## Exercise aim
Single out each line with the word "color" and copy it.

Figure dataset records:
● ● ● ● ● ● ●

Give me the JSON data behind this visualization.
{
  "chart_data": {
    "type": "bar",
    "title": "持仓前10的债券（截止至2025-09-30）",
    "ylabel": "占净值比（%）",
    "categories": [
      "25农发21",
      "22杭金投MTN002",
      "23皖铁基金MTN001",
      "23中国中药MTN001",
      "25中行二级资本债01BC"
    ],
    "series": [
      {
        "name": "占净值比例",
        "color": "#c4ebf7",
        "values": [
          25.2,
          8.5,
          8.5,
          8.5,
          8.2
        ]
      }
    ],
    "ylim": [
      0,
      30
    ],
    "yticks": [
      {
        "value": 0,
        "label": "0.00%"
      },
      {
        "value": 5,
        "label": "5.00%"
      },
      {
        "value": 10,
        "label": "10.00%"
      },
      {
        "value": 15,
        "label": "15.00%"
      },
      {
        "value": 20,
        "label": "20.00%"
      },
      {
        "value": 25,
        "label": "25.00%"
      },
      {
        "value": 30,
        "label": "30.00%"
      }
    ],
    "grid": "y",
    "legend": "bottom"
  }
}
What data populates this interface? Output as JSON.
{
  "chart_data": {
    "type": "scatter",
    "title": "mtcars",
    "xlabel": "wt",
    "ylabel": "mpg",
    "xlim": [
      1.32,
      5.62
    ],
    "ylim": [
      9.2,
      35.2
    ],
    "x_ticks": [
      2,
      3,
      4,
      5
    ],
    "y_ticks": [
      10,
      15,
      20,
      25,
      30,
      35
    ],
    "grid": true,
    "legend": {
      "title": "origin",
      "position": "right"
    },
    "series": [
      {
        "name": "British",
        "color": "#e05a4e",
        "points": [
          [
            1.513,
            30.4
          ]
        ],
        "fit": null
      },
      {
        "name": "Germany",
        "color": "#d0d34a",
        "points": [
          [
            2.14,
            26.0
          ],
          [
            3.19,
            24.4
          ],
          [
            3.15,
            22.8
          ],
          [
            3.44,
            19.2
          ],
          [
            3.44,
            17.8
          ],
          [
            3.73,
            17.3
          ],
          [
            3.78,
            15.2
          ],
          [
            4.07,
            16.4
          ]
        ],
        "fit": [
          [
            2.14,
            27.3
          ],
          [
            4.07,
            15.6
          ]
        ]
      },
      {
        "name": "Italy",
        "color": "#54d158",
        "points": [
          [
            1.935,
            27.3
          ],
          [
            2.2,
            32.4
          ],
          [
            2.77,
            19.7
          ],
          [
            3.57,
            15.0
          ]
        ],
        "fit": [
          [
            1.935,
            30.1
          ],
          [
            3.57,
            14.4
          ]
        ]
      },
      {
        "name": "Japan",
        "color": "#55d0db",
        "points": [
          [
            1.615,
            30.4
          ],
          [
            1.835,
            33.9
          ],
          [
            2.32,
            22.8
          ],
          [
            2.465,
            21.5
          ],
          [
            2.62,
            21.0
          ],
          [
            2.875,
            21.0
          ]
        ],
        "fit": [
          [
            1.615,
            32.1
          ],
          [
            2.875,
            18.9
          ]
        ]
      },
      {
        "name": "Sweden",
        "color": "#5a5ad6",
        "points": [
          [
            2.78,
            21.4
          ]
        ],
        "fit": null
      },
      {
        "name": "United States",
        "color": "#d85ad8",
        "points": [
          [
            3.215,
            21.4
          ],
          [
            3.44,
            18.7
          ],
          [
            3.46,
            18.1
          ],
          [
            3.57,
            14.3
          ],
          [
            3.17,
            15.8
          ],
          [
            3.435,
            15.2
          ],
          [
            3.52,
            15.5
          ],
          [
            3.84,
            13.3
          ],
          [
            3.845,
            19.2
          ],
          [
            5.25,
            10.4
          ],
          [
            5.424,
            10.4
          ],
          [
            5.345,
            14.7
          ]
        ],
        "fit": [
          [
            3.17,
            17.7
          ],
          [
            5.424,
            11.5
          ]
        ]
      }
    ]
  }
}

● ● ● ● ● ● ●

## Solved exercise
        "color": "#c4ebf7",
        "color": "#e05a4e",
        "color": "#d0d34a",
        "color": "#54d158",
        "color": "#55d0db",
        "color": "#5a5ad6",
        "color": "#d85ad8",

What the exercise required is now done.